_Task prompt_
Write the material out again, line by line, exactly as it is.

_Provided entries_
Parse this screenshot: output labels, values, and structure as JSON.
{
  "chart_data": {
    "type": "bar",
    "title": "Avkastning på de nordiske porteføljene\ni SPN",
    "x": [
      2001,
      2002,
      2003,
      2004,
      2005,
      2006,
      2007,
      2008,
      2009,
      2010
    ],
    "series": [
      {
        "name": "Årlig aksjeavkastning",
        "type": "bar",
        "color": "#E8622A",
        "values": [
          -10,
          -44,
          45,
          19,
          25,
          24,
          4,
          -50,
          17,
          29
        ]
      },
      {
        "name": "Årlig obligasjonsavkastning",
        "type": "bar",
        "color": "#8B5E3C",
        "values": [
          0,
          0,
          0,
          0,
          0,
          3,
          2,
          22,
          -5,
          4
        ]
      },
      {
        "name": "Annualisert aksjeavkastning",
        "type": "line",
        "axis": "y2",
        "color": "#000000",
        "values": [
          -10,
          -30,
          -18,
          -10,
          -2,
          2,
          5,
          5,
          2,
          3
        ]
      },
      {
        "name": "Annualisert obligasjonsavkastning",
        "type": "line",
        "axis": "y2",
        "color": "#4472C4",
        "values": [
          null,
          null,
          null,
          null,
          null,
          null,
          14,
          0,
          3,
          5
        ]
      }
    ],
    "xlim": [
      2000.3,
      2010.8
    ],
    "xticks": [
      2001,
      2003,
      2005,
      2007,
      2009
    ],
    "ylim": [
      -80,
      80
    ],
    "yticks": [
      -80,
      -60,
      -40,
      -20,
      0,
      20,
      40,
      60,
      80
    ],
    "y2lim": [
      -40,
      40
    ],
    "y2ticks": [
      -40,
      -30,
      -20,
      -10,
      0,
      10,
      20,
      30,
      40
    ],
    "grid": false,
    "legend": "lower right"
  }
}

_Written reply_
Parse this screenshot: output labels, values, and structure as JSON.
{
  "chart_data": {
    "type": "bar",
    "title": "Avkastning på de nordiske porteføljene\ni SPN",
    "x": [
      2001,
      2002,
      2003,
      2004,
      2005,
      2006,
      2007,
      2008,
      2009,
      2010
    ],
    "series": [
      {
        "name": "Årlig aksjeavkastning",
        "type": "bar",
        "color": "#E8622A",
        "values": [
          -10,
          -44,
          45,
          19,
          25,
          24,
          4,
          -50,
          17,
          29
        ]
      },
      {
        "name": "Årlig obligasjonsavkastning",
        "type": "bar",
        "color": "#8B5E3C",
        "values": [
          0,
          0,
          0,
          0,
          0,
          3,
          2,
          22,
          -5,
          4
        ]
      },
      {
        "name": "Annualisert aksjeavkastning",
        "type": "line",
        "axis": "y2",
        "color": "#000000",
        "values": [
          -10,
          -30,
          -18,
          -10,
          -2,
          2,
          5,
          5,
          2,
          3
        ]
      },
      {
        "name": "Annualisert obligasjonsavkastning",
        "type": "line",
        "axis": "y2",
        "color": "#4472C4",
        "values": [
          null,
          null,
          null,
          null,
          null,
          null,
          14,
          0,
          3,
          5
        ]
      }
    ],
    "xlim": [
      2000.3,
      2010.8
    ],
    "xticks": [
      2001,
      2003,
      2005,
      2007,
      2009
    ],
    "ylim": [
      -80,
      80
    ],
    "yticks": [
      -80,
      -60,
      -40,
      -20,
      0,
      20,
      40,
      60,
      80
    ],
    "y2lim": [
      -40,
      40
    ],
    "y2ticks": [
      -40,
      -30,
      -20,
      -10,
      0,
      10,
      20,
      30,
      40
    ],
    "grid": false,
    "legend": "lower right"
  }
}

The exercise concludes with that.